- Prompt: Return each line of the data below exactly, omitting any pictures.

== Listed records ==

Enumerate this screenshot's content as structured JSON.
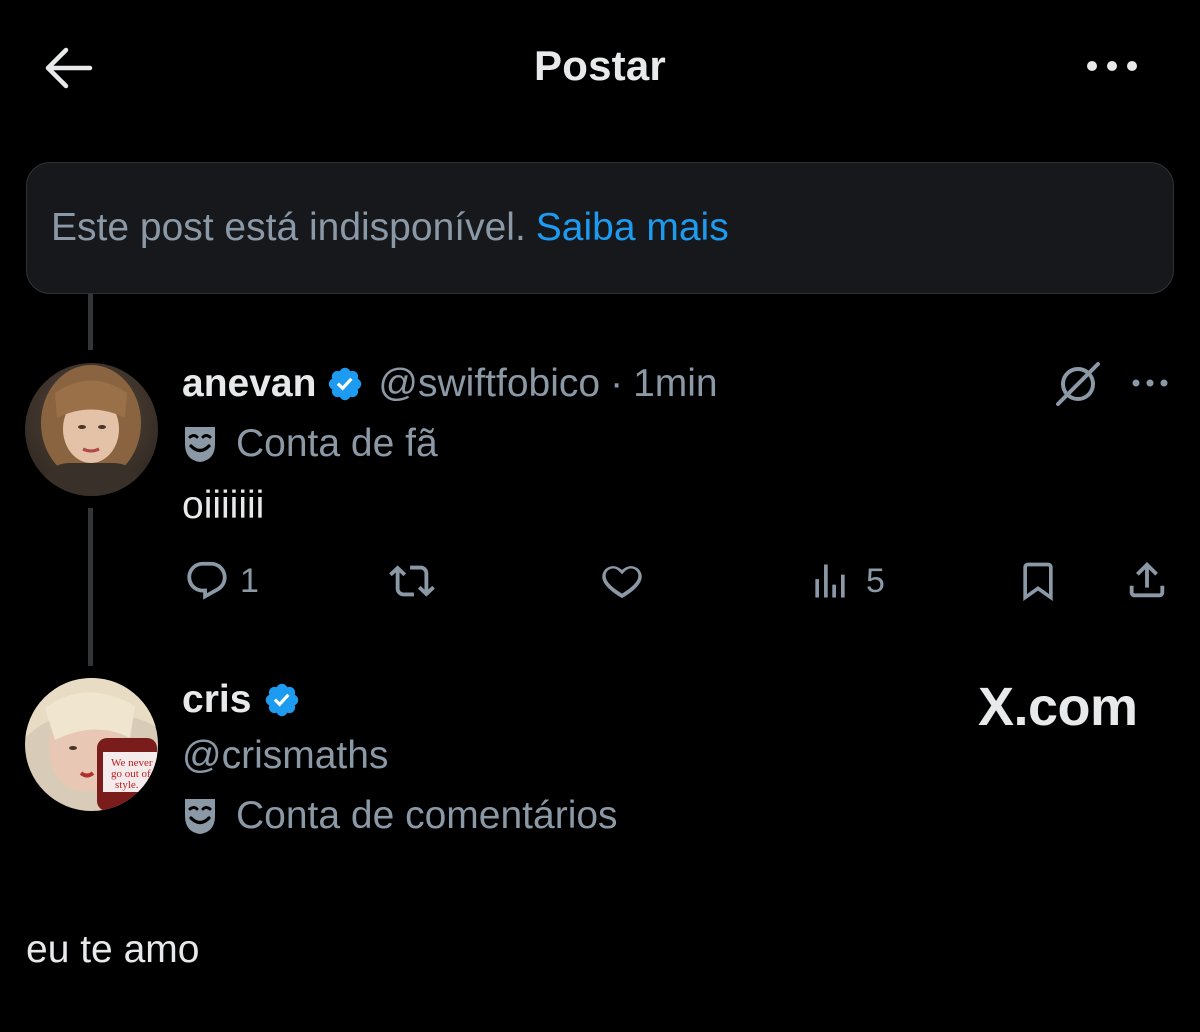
{
  "header": {
    "title": "Postar",
    "back_icon": "arrow-left-icon",
    "more_icon": "more-horizontal-icon"
  },
  "notice": {
    "text": "Este post está indisponível.",
    "link": "Saiba mais"
  },
  "tweet": {
    "name": "anevan",
    "handle": "@swiftfobico",
    "separator": "·",
    "time": "1min",
    "label": "Conta de fã",
    "text": "oiiiiiii",
    "actions": {
      "reply_count": "1",
      "retweet_count": "",
      "like_count": "",
      "views_count": "5"
    }
  },
  "reply": {
    "name": "cris",
    "handle": "@crismaths",
    "label": "Conta de comentários",
    "text": "eu te amo"
  },
  "watermark": "X.com",
  "colors": {
    "background": "#000000",
    "accent": "#1d9bf0",
    "muted": "#8b98a5",
    "text": "#e7e9ea"
  }
}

===

- Solution to this task:
Enumerate this screenshot's content as structured JSON.
{
  "header": {
    "title": "Postar",
    "back_icon": "arrow-left-icon",
    "more_icon": "more-horizontal-icon"
  },
  "notice": {
    "text": "Este post está indisponível.",
    "link": "Saiba mais"
  },
  "tweet": {
    "name": "anevan",
    "handle": "@swiftfobico",
    "separator": "·",
    "time": "1min",
    "label": "Conta de fã",
    "text": "oiiiiiii",
    "actions": {
      "reply_count": "1",
      "retweet_count": "",
      "like_count": "",
      "views_count": "5"
    }
  },
  "reply": {
    "name": "cris",
    "handle": "@crismaths",
    "label": "Conta de comentários",
    "text": "eu te amo"
  },
  "watermark": "X.com",
  "colors": {
    "background": "#000000",
    "accent": "#1d9bf0",
    "muted": "#8b98a5",
    "text": "#e7e9ea"
  }
}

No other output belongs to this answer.